--- Do this ---
Render the lines as a JSON list of strings, one string per line and no entries for blank lines. Begin at the line that has "item-title: Salepçioğlu Camii" and stop after the line that has "item-title: Büyük Kardıçalı", including both.

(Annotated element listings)
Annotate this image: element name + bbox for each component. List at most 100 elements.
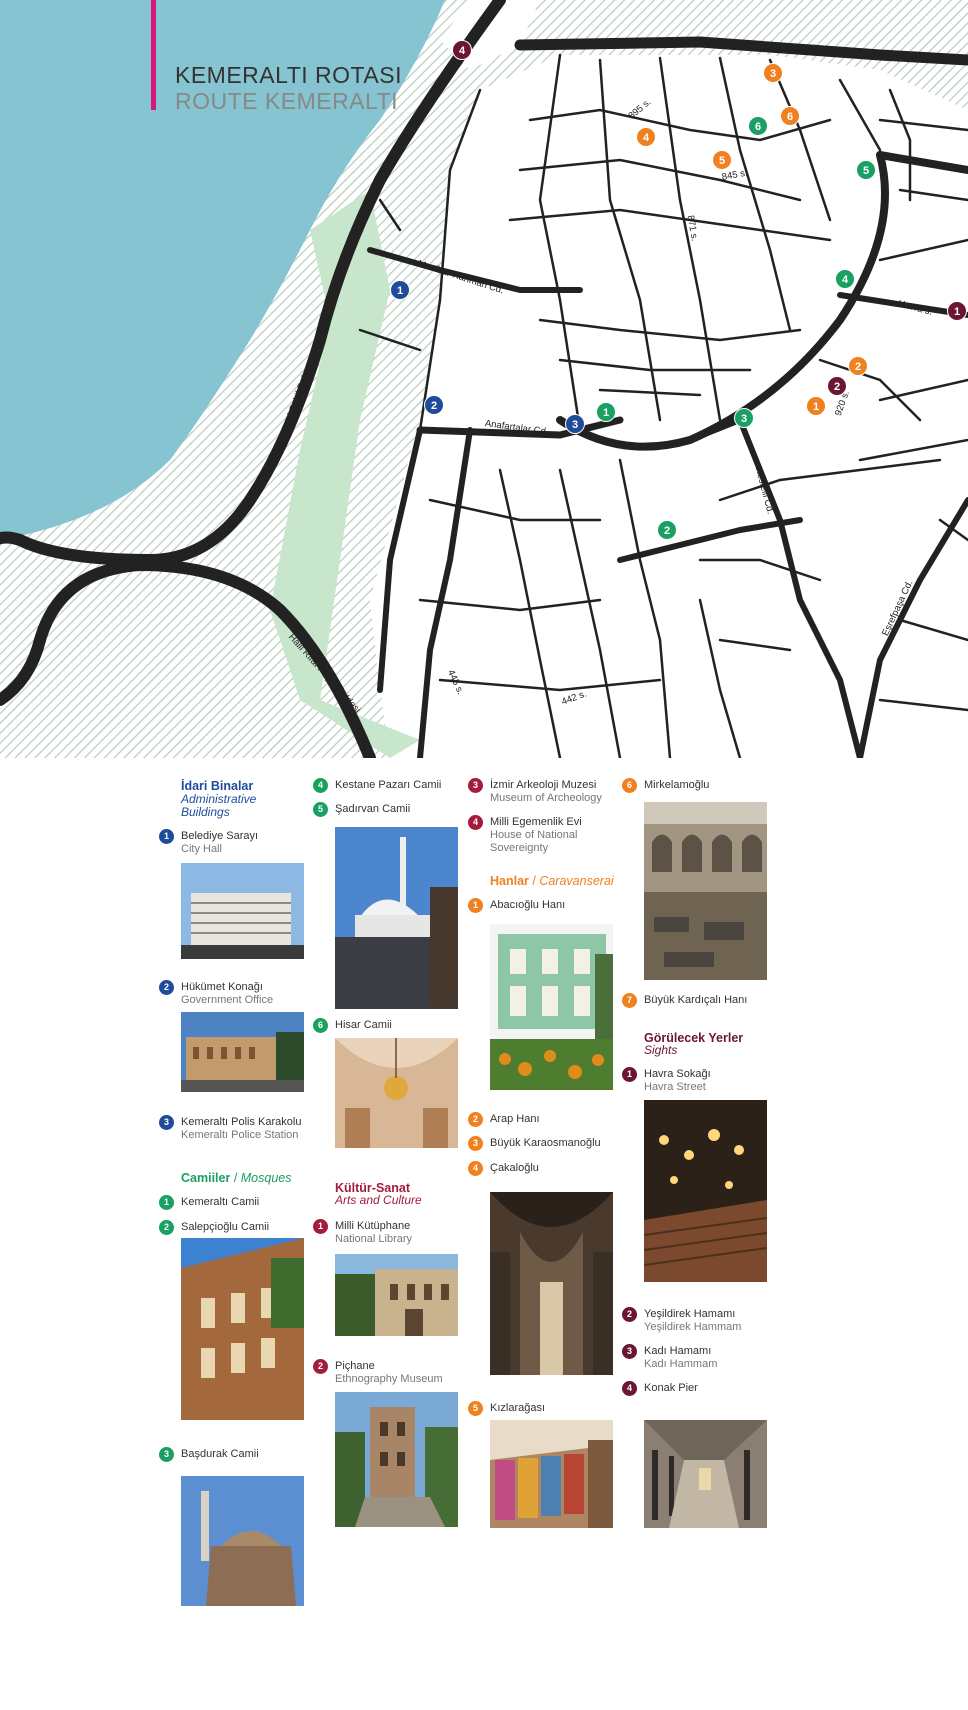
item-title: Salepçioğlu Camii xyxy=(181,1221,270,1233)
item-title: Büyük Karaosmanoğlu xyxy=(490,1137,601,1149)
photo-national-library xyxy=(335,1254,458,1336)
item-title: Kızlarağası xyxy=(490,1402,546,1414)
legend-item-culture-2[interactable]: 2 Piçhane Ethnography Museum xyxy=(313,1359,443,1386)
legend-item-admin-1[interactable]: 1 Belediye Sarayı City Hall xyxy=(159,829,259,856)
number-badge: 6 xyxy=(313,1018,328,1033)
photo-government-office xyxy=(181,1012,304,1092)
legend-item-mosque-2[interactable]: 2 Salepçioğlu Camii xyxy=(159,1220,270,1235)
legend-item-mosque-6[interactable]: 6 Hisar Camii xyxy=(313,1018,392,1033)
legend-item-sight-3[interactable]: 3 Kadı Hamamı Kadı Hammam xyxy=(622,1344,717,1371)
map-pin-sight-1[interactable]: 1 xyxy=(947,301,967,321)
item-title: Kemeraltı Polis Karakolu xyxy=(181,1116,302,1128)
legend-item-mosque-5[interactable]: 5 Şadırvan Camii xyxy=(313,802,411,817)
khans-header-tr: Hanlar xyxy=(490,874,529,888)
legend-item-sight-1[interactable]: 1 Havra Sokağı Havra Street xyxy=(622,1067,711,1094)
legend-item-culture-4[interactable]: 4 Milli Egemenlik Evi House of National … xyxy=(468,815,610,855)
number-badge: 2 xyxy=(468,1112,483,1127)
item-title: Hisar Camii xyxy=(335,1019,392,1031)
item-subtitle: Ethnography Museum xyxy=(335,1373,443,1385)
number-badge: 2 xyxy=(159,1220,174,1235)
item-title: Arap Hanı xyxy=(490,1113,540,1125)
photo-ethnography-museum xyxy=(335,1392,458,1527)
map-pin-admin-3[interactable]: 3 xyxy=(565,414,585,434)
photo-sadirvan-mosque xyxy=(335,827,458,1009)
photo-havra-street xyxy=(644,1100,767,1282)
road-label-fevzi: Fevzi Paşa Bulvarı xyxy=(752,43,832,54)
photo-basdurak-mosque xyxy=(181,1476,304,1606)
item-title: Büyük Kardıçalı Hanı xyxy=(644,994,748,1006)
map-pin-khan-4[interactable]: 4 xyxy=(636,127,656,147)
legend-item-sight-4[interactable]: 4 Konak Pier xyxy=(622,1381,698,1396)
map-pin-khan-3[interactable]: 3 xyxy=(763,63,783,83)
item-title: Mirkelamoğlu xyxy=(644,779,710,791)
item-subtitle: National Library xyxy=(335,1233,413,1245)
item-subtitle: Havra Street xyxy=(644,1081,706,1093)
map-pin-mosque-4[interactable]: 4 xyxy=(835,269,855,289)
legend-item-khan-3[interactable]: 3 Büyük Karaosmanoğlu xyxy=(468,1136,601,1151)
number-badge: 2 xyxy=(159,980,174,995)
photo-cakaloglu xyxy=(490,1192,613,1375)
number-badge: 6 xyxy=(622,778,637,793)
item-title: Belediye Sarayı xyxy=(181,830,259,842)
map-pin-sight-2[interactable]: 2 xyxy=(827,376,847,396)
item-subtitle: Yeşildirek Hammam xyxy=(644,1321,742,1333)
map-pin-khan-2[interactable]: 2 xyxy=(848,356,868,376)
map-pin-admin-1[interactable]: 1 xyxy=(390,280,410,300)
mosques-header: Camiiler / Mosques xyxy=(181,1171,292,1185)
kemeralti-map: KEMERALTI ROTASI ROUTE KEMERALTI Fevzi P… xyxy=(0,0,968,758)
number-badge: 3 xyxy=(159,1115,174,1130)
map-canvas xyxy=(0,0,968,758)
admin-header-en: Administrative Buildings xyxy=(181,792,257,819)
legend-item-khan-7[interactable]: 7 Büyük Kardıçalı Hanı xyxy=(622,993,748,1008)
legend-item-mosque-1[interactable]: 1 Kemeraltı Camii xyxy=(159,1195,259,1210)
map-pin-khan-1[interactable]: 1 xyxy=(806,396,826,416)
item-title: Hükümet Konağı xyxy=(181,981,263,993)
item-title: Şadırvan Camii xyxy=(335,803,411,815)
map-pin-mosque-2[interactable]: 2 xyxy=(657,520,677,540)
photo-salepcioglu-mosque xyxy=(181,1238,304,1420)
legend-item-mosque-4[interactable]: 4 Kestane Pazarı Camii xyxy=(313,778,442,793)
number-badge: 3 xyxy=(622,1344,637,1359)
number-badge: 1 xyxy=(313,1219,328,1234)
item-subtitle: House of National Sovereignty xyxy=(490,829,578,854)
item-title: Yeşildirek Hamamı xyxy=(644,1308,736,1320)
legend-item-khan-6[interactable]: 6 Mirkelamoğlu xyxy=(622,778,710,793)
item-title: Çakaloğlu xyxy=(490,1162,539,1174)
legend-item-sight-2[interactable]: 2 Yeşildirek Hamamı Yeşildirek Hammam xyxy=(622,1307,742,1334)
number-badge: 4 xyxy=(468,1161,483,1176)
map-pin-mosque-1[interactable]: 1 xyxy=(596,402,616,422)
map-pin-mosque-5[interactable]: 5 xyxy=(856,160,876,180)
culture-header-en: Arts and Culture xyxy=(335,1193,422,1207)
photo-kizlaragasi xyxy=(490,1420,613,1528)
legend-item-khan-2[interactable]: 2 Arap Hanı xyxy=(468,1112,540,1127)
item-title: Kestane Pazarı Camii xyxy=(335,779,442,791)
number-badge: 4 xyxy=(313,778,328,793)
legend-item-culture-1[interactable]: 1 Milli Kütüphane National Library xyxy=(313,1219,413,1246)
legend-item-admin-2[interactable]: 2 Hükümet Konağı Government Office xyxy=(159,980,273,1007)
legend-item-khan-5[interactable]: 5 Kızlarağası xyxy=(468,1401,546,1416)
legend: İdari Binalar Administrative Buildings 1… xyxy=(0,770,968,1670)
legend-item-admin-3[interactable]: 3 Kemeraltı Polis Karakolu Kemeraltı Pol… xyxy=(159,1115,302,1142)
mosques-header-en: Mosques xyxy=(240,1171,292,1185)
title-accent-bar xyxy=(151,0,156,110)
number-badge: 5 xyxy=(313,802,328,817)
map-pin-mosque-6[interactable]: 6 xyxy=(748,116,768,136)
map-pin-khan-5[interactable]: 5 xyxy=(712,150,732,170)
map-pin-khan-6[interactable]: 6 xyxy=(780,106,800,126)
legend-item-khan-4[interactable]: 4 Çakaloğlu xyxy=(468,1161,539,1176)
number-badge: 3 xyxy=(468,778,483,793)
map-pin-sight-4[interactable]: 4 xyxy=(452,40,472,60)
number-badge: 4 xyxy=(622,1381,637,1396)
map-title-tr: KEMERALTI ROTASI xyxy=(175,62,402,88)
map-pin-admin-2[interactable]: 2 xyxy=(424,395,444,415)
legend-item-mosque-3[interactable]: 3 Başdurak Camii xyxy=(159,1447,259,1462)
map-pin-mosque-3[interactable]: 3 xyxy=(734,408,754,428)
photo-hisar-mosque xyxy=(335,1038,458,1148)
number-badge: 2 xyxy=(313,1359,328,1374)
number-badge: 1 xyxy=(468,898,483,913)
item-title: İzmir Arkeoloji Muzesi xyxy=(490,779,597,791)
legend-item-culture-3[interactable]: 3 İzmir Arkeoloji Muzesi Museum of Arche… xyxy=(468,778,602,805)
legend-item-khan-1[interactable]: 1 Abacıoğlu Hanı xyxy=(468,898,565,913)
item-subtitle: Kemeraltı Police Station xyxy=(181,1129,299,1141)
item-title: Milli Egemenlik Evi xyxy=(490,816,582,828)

--- Correct result ---
[
  "item-title: Salepçioğlu Camii xyxy=(181,1221,270,1233)",
  "item-title: Büyük Karaosmanoğlu xyxy=(490,1137,601,1149)",
  "photo-national-library xyxy=(335,1254,458,1336)",
  "item-title: Kızlarağası xyxy=(490,1402,546,1414)",
  "legend-item-culture-2[interactable]: 2 Piçhane Ethnography Museum xyxy=(313,1359,443,1386)",
  "legend-item-admin-1[interactable]: 1 Belediye Sarayı City Hall xyxy=(159,829,259,856)",
  "number-badge: 6 xyxy=(313,1018,328,1033)",
  "photo-government-office xyxy=(181,1012,304,1092)",
  "legend-item-mosque-2[interactable]: 2 Salepçioğlu Camii xyxy=(159,1220,270,1235)",
  "legend-item-mosque-6[interactable]: 6 Hisar Camii xyxy=(313,1018,392,1033)",
  "legend-item-sight-3[interactable]: 3 Kadı Hamamı Kadı Hammam xyxy=(622,1344,717,1371)",
  "map-pin-sight-1[interactable]: 1 xyxy=(947,301,967,321)",
  "item-title: Kemeraltı Polis Karakolu xyxy=(181,1116,302,1128)",
  "legend-item-mosque-5[interactable]: 5 Şadırvan Camii xyxy=(313,802,411,817)",
  "khans-header-tr: Hanlar xyxy=(490,874,529,888)",
  "legend-item-sight-1[interactable]: 1 Havra Sokağı Havra Street xyxy=(622,1067,711,1094)",
  "legend-item-culture-4[interactable]: 4 Milli Egemenlik Evi House of National … xyxy=(468,815,610,855)",
  "number-badge: 2 xyxy=(468,1112,483,1127)",
  "item-title: Hisar Camii xyxy=(335,1019,392,1031)",
  "item-subtitle: Ethnography Museum xyxy=(335,1373,443,1385)",
  "number-badge: 2 xyxy=(159,1220,174,1235)",
  "item-title: Arap Hanı xyxy=(490,1113,540,1125)",
  "photo-ethnography-museum xyxy=(335,1392,458,1527)",
  "map-pin-admin-3[interactable]: 3 xyxy=(565,414,585,434)",
  "photo-sadirvan-mosque xyxy=(335,827,458,1009)",
  "photo-havra-street xyxy=(644,1100,767,1282)",
  "road-label-fevzi: Fevzi Paşa Bulvarı xyxy=(752,43,832,54)",
  "photo-basdurak-mosque xyxy=(181,1476,304,1606)",
  "item-title: Büyük Kardıçalı Hanı xyxy=(644,994,748,1006)"
]